◆ **Task data**:
■ ■ ■ ■

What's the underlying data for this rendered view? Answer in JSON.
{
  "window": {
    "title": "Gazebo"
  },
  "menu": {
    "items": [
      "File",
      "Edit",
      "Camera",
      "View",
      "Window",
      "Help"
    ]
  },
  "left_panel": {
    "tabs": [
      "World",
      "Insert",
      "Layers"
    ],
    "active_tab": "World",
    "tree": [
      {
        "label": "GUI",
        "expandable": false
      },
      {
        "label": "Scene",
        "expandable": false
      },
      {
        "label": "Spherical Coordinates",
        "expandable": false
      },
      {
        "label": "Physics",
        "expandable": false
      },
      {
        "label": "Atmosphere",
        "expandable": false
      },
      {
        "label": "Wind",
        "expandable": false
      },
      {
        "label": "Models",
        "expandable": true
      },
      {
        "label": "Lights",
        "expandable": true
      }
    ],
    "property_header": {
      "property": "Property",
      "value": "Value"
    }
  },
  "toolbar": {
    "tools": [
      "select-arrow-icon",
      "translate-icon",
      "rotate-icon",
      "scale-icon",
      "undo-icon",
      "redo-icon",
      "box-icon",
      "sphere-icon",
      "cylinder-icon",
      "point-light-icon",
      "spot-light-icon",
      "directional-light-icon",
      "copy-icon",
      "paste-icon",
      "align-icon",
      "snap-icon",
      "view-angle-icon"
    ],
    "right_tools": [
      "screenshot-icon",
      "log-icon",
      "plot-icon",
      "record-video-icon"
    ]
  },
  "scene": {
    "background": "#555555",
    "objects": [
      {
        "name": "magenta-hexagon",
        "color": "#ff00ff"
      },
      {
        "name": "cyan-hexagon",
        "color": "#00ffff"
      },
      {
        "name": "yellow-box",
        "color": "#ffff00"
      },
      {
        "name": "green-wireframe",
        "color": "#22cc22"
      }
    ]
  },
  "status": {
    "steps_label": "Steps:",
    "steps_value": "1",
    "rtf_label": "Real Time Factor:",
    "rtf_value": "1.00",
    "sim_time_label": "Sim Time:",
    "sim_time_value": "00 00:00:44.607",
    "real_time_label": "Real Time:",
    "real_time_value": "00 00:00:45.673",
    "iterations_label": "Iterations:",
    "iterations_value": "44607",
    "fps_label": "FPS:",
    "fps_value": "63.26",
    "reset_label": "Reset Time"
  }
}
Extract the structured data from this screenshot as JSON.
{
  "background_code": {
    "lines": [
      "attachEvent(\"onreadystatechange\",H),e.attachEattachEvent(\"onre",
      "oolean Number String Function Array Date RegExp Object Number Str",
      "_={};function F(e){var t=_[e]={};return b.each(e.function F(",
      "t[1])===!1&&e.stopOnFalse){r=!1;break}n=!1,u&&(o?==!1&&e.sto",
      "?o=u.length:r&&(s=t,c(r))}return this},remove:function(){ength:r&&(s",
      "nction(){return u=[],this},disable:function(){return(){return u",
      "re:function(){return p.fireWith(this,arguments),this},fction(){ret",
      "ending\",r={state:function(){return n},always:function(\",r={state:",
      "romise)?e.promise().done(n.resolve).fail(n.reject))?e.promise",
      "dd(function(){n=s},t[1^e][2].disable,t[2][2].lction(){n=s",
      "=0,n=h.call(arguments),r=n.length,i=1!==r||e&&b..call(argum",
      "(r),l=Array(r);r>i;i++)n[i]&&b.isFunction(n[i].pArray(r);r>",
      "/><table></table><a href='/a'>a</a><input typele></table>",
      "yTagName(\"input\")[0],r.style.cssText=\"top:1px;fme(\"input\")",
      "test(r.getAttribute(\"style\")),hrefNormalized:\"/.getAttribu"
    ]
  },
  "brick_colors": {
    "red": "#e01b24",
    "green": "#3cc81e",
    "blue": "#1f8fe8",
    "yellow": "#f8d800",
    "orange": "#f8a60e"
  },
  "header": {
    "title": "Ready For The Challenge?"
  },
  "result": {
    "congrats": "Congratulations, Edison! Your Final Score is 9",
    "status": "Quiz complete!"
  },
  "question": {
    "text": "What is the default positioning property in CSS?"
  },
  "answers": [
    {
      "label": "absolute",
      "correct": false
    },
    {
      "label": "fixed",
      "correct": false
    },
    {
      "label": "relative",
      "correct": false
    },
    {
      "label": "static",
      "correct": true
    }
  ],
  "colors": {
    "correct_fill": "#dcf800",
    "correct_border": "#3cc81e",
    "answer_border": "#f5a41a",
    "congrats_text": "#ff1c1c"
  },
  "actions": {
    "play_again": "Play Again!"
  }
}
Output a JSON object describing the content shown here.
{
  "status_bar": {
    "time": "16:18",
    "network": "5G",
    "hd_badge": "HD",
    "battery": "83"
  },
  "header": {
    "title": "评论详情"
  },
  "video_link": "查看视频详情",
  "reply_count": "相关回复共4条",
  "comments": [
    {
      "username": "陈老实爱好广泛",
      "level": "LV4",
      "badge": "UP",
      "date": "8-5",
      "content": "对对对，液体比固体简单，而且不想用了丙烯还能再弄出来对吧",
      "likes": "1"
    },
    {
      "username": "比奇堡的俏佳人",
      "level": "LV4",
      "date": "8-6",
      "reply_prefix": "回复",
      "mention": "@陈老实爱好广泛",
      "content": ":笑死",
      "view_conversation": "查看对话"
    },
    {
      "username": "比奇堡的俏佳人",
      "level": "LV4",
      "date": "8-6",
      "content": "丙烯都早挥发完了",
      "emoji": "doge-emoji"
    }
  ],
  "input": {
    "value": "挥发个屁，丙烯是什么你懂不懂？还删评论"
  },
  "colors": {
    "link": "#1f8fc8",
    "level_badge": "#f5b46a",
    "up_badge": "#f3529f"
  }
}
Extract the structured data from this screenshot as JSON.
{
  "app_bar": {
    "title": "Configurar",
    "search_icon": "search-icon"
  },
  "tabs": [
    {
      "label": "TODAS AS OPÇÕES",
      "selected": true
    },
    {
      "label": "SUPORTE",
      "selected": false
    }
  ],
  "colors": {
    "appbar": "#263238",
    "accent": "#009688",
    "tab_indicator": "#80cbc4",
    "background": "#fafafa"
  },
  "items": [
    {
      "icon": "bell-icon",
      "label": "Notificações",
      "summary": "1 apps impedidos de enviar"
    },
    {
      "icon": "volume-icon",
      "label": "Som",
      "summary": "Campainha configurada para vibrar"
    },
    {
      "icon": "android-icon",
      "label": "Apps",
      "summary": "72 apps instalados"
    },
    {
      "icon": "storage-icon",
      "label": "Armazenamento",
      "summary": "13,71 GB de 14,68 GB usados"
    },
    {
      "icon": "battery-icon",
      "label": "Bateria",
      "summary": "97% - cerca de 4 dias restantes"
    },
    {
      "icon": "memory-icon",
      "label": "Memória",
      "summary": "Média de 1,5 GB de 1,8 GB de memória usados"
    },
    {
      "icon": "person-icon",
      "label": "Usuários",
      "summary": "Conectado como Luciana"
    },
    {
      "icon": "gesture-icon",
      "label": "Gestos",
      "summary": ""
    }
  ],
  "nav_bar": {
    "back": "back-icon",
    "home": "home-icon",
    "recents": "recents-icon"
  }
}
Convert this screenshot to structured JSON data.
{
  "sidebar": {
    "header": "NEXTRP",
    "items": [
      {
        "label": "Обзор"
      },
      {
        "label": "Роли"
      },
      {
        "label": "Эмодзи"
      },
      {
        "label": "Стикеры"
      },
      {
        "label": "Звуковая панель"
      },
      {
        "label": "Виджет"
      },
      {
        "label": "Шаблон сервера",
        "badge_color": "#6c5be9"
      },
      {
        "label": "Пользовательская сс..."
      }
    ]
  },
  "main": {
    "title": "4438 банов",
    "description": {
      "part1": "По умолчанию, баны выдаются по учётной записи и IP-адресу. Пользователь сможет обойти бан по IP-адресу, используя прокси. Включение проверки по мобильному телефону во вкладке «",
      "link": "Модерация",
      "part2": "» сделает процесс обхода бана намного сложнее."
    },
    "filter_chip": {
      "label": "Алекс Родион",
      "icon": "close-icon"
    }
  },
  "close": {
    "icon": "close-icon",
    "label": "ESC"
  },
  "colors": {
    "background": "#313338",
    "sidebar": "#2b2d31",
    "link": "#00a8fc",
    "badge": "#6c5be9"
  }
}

■ ■ ■ ■

◆ **Job**:
Pull out every line of the entries that includes the word "style".

◆ **Task answer**:
      "yTagName(\"input\")[0],r.style.cssText=\"top:1px;fme(\"input\")",
      "test(r.getAttribute(\"style\")),hrefNormalized:\"/.getAttribu"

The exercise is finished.